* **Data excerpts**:
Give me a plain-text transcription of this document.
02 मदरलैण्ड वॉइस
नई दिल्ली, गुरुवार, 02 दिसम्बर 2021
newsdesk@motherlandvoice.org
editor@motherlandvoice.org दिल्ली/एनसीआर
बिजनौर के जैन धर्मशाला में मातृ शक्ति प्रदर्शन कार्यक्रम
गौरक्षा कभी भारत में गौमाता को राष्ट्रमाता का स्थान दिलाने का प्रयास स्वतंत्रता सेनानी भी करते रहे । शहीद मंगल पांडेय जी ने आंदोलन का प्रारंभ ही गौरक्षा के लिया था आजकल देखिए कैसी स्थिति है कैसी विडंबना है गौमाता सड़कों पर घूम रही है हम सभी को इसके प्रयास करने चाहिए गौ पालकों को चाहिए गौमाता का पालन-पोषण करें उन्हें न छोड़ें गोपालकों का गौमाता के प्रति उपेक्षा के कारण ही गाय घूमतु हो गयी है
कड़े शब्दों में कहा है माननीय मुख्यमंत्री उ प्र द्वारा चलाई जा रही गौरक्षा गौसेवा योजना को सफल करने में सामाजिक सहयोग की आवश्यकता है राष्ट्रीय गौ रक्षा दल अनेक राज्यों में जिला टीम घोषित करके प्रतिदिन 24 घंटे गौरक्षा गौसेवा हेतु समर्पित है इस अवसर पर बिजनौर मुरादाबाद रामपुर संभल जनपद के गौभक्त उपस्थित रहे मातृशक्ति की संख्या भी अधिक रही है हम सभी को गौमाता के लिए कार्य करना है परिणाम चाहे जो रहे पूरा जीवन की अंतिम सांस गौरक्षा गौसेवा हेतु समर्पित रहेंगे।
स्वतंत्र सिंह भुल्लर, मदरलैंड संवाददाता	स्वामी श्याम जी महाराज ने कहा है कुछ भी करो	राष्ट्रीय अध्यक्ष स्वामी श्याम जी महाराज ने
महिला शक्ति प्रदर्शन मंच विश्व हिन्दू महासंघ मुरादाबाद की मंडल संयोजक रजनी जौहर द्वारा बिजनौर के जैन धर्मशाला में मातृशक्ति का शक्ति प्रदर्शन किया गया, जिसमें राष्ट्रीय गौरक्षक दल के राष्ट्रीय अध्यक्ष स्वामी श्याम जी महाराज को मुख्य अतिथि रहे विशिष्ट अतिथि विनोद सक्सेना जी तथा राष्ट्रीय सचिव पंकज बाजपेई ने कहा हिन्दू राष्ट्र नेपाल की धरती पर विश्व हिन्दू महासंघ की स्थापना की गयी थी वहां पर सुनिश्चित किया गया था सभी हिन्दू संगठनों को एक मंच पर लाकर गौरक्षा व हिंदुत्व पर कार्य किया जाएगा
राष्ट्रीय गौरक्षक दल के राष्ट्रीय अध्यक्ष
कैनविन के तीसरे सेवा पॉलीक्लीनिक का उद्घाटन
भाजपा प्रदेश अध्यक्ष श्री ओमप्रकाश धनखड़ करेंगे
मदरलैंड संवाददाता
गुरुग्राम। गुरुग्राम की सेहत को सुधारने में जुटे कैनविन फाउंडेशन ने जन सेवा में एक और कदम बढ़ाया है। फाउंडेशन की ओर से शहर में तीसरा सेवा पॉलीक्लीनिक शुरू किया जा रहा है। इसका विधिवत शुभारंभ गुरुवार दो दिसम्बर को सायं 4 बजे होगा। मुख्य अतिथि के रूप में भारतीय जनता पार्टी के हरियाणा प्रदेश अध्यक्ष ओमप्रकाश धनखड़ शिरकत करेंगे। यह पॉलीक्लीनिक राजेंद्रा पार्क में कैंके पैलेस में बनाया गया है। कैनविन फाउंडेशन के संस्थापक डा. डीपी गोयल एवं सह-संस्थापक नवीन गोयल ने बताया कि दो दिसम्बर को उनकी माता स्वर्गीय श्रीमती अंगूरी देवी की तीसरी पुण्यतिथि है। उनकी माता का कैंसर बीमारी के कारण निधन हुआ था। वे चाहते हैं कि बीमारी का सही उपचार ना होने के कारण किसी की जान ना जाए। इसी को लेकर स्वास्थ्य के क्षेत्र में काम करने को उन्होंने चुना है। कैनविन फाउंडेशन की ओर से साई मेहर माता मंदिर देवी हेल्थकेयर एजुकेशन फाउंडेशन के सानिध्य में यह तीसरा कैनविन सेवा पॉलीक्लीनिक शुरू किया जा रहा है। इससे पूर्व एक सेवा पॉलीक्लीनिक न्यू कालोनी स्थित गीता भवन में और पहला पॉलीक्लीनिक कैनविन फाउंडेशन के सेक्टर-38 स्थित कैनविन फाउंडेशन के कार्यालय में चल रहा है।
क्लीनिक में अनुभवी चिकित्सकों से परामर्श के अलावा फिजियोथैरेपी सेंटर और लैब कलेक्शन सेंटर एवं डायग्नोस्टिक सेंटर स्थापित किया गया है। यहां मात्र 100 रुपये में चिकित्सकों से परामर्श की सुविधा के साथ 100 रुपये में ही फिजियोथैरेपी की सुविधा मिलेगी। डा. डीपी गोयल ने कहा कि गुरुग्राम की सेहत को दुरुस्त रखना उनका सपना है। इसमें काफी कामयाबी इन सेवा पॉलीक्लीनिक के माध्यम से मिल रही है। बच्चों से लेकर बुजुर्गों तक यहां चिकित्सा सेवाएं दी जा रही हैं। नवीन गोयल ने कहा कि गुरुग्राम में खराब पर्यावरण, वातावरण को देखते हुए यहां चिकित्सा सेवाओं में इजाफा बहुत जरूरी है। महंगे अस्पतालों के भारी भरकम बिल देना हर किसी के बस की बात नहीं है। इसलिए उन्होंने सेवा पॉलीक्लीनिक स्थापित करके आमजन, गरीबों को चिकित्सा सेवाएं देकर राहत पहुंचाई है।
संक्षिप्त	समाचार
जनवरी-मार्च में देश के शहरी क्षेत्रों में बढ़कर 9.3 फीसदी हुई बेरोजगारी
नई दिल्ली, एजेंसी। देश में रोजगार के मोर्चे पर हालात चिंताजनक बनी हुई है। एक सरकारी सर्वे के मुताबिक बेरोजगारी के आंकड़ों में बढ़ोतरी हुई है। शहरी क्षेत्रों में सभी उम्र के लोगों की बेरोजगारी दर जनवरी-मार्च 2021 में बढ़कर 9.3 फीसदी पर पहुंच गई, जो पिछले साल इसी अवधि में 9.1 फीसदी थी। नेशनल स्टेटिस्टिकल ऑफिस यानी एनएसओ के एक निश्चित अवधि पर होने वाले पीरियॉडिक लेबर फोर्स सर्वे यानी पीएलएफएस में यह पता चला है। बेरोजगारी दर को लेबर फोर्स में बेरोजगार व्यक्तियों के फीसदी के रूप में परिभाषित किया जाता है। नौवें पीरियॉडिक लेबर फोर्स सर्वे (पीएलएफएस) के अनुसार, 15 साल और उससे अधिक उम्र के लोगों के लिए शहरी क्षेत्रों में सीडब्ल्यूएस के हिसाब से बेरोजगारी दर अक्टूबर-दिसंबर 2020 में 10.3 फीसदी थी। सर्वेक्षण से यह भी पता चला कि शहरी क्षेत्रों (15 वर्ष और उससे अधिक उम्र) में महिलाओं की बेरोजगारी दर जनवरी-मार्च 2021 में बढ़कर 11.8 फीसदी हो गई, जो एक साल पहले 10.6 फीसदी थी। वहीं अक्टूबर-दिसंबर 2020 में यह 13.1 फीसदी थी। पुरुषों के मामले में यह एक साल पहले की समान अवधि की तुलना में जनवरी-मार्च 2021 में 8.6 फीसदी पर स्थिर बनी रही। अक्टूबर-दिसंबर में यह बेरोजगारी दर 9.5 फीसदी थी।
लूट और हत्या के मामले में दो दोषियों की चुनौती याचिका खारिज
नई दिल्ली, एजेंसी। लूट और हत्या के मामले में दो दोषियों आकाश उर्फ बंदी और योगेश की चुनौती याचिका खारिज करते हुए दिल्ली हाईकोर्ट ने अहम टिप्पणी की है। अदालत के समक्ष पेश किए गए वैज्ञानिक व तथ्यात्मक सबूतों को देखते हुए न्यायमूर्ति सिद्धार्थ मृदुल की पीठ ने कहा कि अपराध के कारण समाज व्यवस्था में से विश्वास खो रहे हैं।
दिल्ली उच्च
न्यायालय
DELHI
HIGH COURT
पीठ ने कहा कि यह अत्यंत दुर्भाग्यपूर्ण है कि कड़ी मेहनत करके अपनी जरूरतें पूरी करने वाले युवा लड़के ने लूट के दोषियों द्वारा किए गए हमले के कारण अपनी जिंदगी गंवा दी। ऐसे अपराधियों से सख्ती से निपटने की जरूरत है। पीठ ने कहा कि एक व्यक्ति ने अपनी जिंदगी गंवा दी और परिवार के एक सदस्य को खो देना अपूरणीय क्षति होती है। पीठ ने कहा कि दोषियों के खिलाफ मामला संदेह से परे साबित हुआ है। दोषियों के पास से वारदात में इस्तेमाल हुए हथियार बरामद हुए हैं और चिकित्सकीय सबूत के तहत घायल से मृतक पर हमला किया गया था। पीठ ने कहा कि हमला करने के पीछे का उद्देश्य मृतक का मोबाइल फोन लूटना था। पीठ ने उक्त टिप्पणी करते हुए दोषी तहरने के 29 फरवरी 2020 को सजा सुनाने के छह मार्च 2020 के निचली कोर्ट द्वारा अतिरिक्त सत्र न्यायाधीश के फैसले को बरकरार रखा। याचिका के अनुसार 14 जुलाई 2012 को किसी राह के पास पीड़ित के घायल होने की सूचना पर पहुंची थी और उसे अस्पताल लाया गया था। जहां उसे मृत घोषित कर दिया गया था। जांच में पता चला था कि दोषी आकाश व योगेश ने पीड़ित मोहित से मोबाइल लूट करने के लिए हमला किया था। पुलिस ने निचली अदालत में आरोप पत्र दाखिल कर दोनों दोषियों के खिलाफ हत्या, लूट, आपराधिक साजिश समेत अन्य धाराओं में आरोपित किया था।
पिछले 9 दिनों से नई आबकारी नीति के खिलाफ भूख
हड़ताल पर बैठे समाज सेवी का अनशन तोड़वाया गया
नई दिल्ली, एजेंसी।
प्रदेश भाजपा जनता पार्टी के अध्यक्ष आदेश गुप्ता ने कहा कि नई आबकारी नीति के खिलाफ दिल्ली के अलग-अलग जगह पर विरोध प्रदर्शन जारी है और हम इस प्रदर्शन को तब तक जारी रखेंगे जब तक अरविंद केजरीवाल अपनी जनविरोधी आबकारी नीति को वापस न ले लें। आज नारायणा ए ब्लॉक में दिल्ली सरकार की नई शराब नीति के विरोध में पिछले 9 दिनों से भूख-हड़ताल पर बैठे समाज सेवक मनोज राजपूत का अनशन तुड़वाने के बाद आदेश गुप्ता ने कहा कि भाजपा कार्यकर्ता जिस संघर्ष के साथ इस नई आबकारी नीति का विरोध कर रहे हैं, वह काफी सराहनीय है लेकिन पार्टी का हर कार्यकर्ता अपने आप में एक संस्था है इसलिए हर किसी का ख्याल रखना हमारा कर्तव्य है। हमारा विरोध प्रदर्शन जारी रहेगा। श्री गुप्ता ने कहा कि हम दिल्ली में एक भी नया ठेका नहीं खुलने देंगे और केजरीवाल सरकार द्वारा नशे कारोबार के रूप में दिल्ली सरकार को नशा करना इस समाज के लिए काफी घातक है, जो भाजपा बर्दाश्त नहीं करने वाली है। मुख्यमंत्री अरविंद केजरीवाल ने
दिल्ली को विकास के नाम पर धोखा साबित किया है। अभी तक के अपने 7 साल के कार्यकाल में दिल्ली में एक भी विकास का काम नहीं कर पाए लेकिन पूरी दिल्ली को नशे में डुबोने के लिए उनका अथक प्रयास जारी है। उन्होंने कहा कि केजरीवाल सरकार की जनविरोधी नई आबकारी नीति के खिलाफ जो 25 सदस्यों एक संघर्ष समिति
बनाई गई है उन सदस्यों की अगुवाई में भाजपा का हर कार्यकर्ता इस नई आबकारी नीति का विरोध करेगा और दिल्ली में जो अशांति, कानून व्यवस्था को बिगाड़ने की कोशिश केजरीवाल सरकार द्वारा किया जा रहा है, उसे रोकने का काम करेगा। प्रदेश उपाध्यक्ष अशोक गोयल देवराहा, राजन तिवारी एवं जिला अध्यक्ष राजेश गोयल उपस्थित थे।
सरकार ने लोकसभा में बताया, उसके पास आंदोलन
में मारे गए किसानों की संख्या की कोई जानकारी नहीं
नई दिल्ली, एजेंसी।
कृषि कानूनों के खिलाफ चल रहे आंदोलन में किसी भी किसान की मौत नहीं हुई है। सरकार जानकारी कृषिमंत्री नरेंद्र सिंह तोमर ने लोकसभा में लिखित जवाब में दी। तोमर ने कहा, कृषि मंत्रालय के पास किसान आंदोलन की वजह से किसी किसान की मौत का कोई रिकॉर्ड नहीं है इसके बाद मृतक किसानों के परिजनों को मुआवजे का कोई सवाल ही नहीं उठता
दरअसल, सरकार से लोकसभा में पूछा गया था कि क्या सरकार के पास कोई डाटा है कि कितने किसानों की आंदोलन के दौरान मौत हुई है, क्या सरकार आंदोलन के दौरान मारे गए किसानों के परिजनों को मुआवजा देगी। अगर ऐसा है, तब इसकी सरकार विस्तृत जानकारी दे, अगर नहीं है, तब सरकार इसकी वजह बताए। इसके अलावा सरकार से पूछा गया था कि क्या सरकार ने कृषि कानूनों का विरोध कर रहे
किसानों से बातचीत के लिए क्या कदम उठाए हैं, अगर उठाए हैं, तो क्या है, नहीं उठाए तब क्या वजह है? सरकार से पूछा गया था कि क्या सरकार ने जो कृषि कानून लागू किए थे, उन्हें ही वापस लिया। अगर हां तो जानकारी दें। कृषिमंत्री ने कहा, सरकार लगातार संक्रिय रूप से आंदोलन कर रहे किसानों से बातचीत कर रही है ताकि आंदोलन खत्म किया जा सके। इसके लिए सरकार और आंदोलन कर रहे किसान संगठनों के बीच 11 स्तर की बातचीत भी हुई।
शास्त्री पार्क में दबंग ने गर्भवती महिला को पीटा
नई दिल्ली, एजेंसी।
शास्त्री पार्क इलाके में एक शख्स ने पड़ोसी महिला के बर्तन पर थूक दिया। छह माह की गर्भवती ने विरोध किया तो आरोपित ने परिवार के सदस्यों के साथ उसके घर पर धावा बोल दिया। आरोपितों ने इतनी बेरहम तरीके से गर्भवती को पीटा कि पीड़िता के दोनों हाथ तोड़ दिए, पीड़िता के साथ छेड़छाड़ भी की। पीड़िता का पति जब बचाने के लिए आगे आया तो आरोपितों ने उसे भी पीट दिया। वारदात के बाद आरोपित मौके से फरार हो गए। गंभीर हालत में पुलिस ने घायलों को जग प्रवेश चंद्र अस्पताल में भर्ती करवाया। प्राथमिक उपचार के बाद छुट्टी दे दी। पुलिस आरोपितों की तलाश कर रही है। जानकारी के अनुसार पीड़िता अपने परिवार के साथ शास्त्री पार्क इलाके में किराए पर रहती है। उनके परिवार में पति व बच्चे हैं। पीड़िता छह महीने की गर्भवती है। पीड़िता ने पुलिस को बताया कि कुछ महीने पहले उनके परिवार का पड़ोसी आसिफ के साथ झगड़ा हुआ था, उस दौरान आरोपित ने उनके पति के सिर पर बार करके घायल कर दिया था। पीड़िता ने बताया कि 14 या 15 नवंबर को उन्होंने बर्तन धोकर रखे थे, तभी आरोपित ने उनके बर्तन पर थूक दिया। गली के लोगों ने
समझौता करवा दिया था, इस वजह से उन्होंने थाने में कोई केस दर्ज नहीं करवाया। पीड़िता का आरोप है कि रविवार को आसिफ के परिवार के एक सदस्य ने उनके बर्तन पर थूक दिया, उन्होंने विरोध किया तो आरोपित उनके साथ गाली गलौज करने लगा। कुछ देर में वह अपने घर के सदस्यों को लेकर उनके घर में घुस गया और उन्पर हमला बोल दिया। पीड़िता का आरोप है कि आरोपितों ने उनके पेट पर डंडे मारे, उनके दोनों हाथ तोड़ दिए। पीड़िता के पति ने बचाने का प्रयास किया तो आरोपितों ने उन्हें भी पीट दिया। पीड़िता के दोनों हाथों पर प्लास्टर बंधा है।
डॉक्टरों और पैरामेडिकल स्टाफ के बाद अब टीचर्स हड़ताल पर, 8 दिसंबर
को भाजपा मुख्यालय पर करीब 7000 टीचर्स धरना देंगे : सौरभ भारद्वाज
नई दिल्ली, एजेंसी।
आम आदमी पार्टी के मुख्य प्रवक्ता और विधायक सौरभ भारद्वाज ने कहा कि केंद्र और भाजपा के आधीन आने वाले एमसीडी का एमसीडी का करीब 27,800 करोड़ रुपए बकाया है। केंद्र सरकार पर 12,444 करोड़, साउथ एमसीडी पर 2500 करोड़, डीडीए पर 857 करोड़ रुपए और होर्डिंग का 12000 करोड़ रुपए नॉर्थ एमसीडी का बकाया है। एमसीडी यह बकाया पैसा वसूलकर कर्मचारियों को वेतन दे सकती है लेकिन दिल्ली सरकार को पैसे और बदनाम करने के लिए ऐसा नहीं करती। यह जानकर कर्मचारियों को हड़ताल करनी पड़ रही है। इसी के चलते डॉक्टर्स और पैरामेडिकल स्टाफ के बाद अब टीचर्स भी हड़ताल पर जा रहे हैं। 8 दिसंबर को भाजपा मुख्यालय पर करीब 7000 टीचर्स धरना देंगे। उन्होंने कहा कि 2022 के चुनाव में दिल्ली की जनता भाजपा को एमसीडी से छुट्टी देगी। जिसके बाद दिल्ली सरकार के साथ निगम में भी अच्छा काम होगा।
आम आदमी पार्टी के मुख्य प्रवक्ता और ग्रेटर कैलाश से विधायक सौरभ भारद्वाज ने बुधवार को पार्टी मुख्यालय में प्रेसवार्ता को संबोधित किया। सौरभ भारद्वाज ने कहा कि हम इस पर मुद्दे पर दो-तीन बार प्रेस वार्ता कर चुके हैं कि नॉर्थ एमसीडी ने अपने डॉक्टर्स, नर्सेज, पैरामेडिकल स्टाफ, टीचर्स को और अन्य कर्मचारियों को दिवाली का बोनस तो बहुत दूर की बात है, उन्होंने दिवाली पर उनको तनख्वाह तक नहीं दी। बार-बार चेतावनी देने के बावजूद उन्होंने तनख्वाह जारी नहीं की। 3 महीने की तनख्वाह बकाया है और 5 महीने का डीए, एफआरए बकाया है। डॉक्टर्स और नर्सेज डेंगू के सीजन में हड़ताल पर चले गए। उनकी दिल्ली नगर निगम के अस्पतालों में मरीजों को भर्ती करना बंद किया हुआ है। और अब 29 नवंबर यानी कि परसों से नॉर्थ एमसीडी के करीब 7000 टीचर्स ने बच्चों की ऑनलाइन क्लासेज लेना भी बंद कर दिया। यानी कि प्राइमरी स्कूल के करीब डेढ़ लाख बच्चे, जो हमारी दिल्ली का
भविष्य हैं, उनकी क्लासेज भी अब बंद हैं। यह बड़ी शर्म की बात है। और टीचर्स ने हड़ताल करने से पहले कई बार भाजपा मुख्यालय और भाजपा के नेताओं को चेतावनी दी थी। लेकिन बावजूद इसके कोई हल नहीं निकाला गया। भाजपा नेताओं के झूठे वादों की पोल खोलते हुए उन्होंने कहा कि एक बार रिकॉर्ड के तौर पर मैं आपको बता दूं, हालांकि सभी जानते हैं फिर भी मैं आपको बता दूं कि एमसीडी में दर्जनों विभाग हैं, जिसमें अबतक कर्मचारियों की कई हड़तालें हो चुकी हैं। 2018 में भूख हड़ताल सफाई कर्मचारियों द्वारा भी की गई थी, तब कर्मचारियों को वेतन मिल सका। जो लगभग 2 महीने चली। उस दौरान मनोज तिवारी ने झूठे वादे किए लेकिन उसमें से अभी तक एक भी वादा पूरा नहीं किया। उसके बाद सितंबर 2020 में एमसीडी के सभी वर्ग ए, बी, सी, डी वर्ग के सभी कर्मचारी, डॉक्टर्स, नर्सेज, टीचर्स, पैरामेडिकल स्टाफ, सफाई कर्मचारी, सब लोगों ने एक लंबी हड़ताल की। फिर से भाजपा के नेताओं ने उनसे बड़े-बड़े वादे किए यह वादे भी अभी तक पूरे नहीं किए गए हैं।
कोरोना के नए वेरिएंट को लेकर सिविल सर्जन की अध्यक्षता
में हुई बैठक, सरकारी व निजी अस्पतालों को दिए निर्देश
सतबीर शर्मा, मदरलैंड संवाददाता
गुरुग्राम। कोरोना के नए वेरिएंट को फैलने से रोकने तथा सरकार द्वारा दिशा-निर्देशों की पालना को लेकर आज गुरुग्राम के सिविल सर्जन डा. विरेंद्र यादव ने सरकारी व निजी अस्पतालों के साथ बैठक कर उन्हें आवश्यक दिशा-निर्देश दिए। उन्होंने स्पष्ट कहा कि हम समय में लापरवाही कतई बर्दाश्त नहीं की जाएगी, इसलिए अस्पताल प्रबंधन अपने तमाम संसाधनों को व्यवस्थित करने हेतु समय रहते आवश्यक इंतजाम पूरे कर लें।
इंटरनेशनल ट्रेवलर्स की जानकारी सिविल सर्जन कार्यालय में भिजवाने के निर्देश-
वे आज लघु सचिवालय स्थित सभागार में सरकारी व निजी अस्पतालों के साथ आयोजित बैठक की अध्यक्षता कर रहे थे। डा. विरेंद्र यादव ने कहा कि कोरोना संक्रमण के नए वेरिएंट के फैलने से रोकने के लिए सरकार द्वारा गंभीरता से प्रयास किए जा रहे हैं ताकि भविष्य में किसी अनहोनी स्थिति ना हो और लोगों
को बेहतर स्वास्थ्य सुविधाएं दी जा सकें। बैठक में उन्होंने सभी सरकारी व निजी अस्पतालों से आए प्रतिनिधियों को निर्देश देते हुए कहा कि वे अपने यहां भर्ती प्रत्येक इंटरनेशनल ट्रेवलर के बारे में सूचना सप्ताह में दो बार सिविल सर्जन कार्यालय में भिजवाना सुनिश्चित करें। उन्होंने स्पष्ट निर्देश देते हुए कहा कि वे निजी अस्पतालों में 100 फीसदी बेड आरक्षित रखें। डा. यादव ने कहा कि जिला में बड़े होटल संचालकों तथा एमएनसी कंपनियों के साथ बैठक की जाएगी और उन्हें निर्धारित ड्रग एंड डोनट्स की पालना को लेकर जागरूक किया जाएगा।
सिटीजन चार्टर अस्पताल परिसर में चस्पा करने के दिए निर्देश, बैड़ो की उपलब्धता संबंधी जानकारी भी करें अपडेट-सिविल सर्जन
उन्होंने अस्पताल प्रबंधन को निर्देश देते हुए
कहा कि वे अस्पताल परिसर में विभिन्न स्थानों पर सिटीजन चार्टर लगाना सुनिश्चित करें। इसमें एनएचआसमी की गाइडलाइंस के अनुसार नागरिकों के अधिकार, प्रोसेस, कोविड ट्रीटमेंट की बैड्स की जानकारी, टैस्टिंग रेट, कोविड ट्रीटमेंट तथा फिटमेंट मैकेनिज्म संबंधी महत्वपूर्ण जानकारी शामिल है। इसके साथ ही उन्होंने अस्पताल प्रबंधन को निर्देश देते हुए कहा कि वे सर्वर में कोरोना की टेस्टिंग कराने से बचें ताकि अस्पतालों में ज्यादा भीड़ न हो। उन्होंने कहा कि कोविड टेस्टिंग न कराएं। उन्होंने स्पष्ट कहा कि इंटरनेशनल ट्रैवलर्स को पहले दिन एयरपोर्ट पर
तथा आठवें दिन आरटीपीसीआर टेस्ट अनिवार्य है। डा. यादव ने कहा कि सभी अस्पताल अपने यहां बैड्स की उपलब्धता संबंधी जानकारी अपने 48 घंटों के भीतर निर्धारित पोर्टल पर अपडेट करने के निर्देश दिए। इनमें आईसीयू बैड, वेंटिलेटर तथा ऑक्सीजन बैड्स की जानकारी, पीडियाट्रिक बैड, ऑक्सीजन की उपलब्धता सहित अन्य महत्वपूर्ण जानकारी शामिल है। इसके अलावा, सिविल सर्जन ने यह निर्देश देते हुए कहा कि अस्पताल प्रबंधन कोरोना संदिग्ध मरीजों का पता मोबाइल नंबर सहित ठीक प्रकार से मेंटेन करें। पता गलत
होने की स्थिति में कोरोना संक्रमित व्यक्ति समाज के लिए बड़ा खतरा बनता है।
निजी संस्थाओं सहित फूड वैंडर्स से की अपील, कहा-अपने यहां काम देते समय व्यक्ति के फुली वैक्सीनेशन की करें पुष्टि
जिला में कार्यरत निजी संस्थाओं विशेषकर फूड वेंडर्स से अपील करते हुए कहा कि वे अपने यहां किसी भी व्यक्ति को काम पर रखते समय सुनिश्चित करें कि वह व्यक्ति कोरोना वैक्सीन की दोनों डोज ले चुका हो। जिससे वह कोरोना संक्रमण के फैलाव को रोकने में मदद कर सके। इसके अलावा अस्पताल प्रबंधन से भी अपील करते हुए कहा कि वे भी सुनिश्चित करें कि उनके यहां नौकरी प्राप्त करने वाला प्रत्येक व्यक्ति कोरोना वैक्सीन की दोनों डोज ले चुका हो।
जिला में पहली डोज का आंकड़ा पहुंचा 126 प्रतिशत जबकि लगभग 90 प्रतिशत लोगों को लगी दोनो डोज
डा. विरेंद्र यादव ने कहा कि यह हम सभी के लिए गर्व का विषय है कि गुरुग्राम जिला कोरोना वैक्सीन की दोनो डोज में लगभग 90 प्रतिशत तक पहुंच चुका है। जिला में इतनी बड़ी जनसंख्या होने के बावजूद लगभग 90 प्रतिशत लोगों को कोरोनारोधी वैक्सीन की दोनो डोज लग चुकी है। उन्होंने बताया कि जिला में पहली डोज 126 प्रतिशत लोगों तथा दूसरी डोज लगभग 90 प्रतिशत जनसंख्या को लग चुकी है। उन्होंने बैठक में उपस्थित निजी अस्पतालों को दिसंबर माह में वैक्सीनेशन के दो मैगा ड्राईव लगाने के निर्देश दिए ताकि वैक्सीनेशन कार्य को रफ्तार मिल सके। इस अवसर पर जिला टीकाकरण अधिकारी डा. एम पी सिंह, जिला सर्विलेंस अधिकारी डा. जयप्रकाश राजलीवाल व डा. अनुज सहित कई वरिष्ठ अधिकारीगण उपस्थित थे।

* **Stated exercise**: Filter the records for lines holding the string "मदरल". Copy each one.

* **Complete output**:
02 मदरलैण्ड वॉइस
स्वतंत्र सिंह भुल्लर, मदरलैंड संवाददाता	स्वामी श्याम जी महाराज ने कहा है कुछ भी करो	राष्ट्रीय अध्यक्ष स्वामी श्याम जी महाराज ने
मदरलैंड संवाददाता
सतबीर शर्मा, मदरलैंड संवाददाता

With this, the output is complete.